Data shown:
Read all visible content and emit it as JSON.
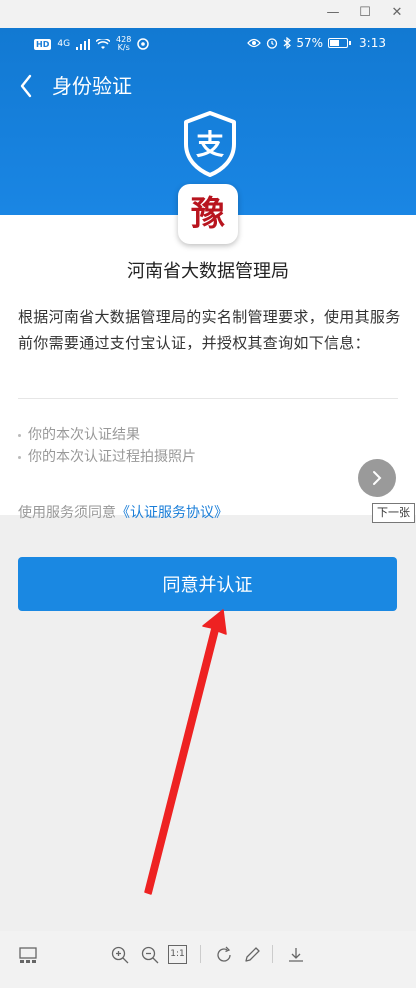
{
  "viewer": {
    "window_buttons": [
      "—",
      "☐",
      "✕"
    ],
    "next_tooltip": "下一张",
    "toolbar_icons": [
      "thumbnail-icon",
      "zoom-in-icon",
      "zoom-out-icon",
      "actual-size-icon",
      "rotate-icon",
      "edit-icon",
      "download-icon"
    ],
    "actual_size_label": "1:1"
  },
  "statusbar": {
    "hd_label": "HD",
    "network": "4G",
    "speed_value": "428",
    "speed_unit": "K/s",
    "battery_percent": "57%",
    "battery_level": 0.57,
    "time": "3:13"
  },
  "header": {
    "title": "身份验证",
    "logo_char": "支"
  },
  "content": {
    "org_logo_char": "豫",
    "org_name": "河南省大数据管理局",
    "intro": "根据河南省大数据管理局的实名制管理要求，使用其服务前你需要通过支付宝认证，并授权其查询如下信息：",
    "info_items": [
      "你的本次认证结果",
      "你的本次认证过程拍摄照片"
    ],
    "agreement_prefix": "使用服务须同意",
    "agreement_link": "《认证服务协议》",
    "confirm_button": "同意并认证"
  },
  "colors": {
    "primary": "#1a88e2",
    "header_top": "#1279d2",
    "seal_red": "#b8141e",
    "annotation_arrow": "#ee2222"
  }
}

Problem to work on: Quote the material in full and exactly; do not carry over its pictures.

Response for this exercise:
Read all visible content and emit it as JSON.
{
  "viewer": {
    "window_buttons": [
      "—",
      "☐",
      "✕"
    ],
    "next_tooltip": "下一张",
    "toolbar_icons": [
      "thumbnail-icon",
      "zoom-in-icon",
      "zoom-out-icon",
      "actual-size-icon",
      "rotate-icon",
      "edit-icon",
      "download-icon"
    ],
    "actual_size_label": "1:1"
  },
  "statusbar": {
    "hd_label": "HD",
    "network": "4G",
    "speed_value": "428",
    "speed_unit": "K/s",
    "battery_percent": "57%",
    "battery_level": 0.57,
    "time": "3:13"
  },
  "header": {
    "title": "身份验证",
    "logo_char": "支"
  },
  "content": {
    "org_logo_char": "豫",
    "org_name": "河南省大数据管理局",
    "intro": "根据河南省大数据管理局的实名制管理要求，使用其服务前你需要通过支付宝认证，并授权其查询如下信息：",
    "info_items": [
      "你的本次认证结果",
      "你的本次认证过程拍摄照片"
    ],
    "agreement_prefix": "使用服务须同意",
    "agreement_link": "《认证服务协议》",
    "confirm_button": "同意并认证"
  },
  "colors": {
    "primary": "#1a88e2",
    "header_top": "#1279d2",
    "seal_red": "#b8141e",
    "annotation_arrow": "#ee2222"
  }
}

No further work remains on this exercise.